▶ [Text excerpt]
.....
# How Come Cigars Don't Cause Tongue Bite?



## CWL (Mar 25, 2010)

Folks,
Just wondering why only pipesmoking causes tongue bite? I've been smoking stogies for 20 years and have never experienced anything remotely like tongue bite even though I've herfed-away many-a-times. I know that the stems will funnel the smoke but cigars are just tubes to launch smoke into your mouth... and usually at higher volume? 

High steam content? Aren't cigar tobaccos kept at higher humidity % than pipe tobacco?

I'm not getting it.


----------



## Mad Hatter (Apr 8, 2007)

My guess would be toward the finish they get too sloppy, wet to allow good flow of smoke where as a pipe concentrates all the smoke through a 3-4mm sized hole aimed right at your tongue


----------



## Contrabass Bry (May 3, 2010)

Tongue bite is generally aquired when smoking Virginia tobaccos with their high sugar/alkaline content. I don't reckon there are many Virginia laden cigars...

There is another tongue lashing it can take when it gets burned with steam, but that is a different matter that could be confused with tongue bite.


----------



## Cigary (Oct 19, 2007)

Smoke 3 in a row and that will change your mind about tongue bite. Mine feels like a razor strap on a barbers chair this afternoon.


----------



## CWL (Mar 25, 2010)

Cigary said:


> Smoke 3 in a row and that will change your mind about tongue bite. Mine feels like a razor strap on a barbers chair this afternoon.


Been there done that, no tongue bite.


----------



## Cigary (Oct 19, 2007)

CWL said:


> Been there done that, no tongue bite.


Tongue condom per chance? :fear:


----------



## Diodon nepheligina (Nov 5, 2009)

In addition to what Mad Hatter said, I will offer a rather post-hoc extension to that argument. Consider how and where you hold a cigar in your mouth vs. a pipe stem. 

When drawing on a cigar, the mouth is often pursed in an "o" shape around the cigar and the tongue drops down to the bottom of the mouth as the smoke is drawn in. While you may very well draw in more smoke, it travels over the top of the tongue to the back of the mouth.

In contrast, I don't think that most pipe smokers draw on their pipes in this fashion, at least most of the time. I would guess that most pipers tend to clench the pipe between their teeth, off center at approximately the position of the canine teeth. At least that is where I do, and that is why my pipe bits get dented up and marked by my canines. Positioned in this way, smoke is drawn in directly against the side of the tongue, rather than over the top of it.
.....
▶ [Dataset excerpt]
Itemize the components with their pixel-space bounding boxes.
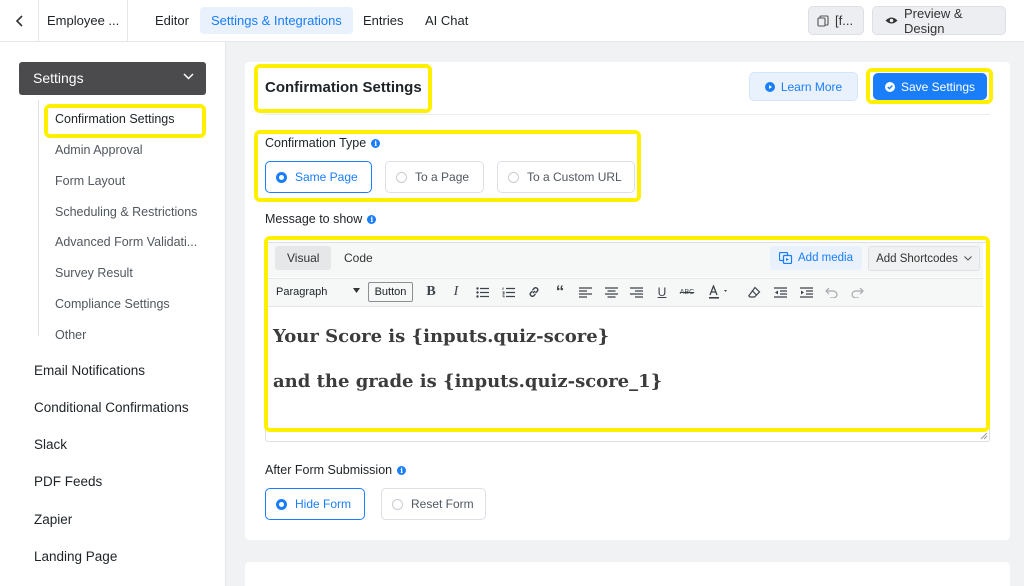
.....
▶ [Given instruction] In the forum thread on why cigars don't cause tongue bite, which tobaccos does Contrabass Bry say tongue bite generally comes from?

▶ [Problem solution] Virginia tobaccos, with their high sugar/alkaline content.